§ Description of the task:
Copy the data that follows, character for character, minus the pictures.

§ Records supplied:

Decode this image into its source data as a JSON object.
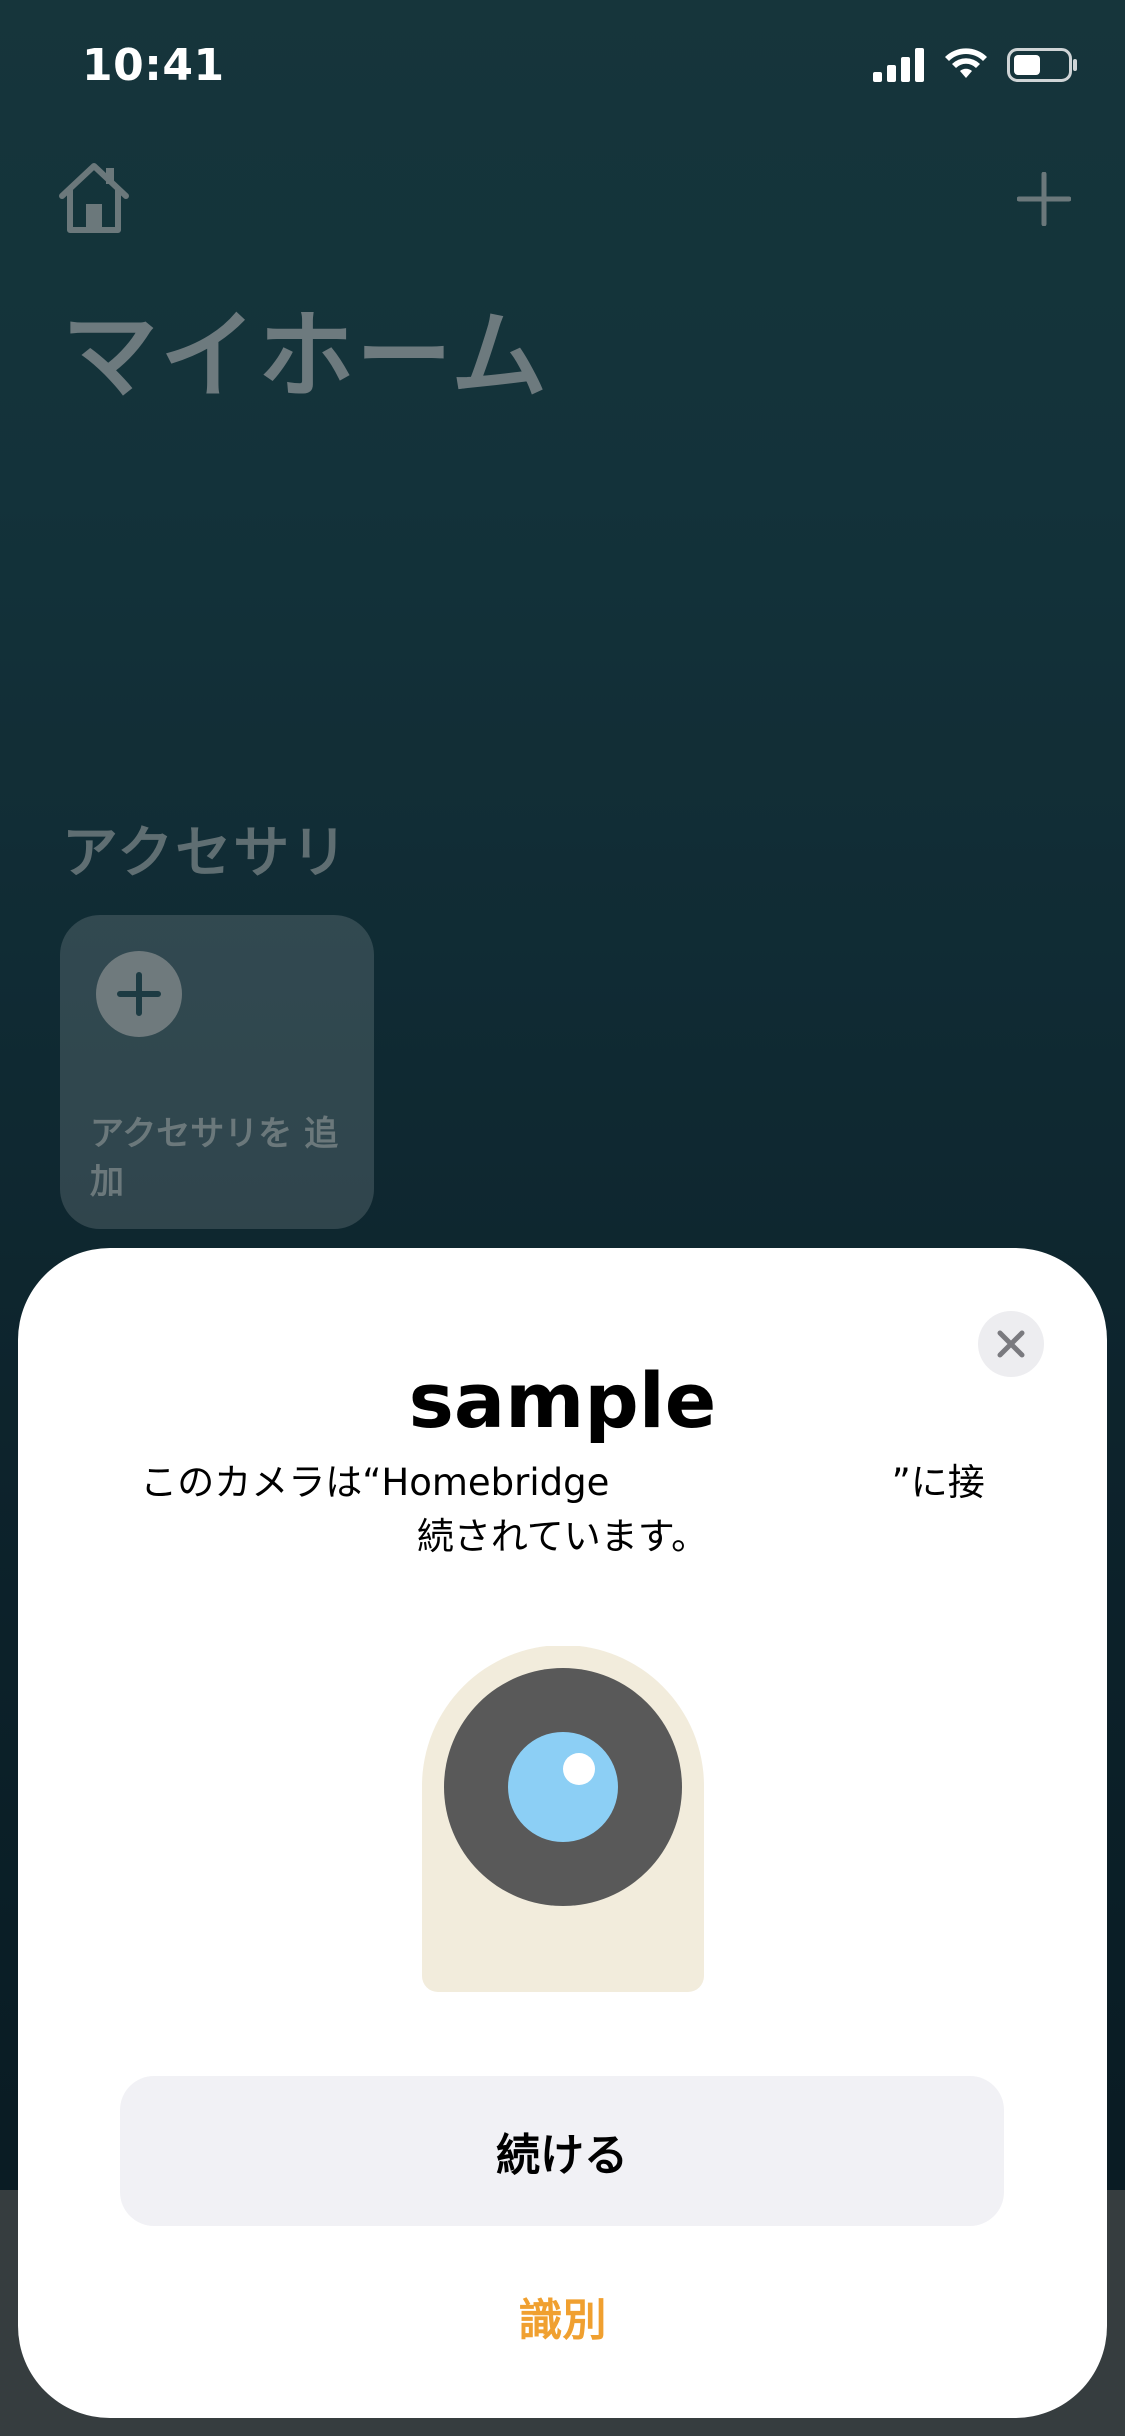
{
  "status_bar": {
    "time": "10:41",
    "icons": [
      "signal-icon",
      "wifi-icon",
      "battery-icon"
    ]
  },
  "home": {
    "title": "マイホーム",
    "section_title": "アクセサリ",
    "add_accessory_label": "アクセサリを 追加",
    "home_icon": "house-icon",
    "add_icon": "plus-icon"
  },
  "sheet": {
    "title": "sample",
    "description": "このカメラは“Homebridge                        ”に接続されています。",
    "continue_label": "続ける",
    "identify_label": "識別",
    "close_icon": "close-icon",
    "image_icon": "camera-icon"
  },
  "colors": {
    "accent": "#f0a030",
    "camera_body": "#f2ecdc",
    "camera_ring": "#595959",
    "camera_lens": "#8ccff5"
  }
}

§ Answer to this task:
Decode this image into its source data as a JSON object.
{
  "status_bar": {
    "time": "10:41",
    "icons": [
      "signal-icon",
      "wifi-icon",
      "battery-icon"
    ]
  },
  "home": {
    "title": "マイホーム",
    "section_title": "アクセサリ",
    "add_accessory_label": "アクセサリを 追加",
    "home_icon": "house-icon",
    "add_icon": "plus-icon"
  },
  "sheet": {
    "title": "sample",
    "description": "このカメラは“Homebridge                        ”に接続されています。",
    "continue_label": "続ける",
    "identify_label": "識別",
    "close_icon": "close-icon",
    "image_icon": "camera-icon"
  },
  "colors": {
    "accent": "#f0a030",
    "camera_body": "#f2ecdc",
    "camera_ring": "#595959",
    "camera_lens": "#8ccff5"
  }
}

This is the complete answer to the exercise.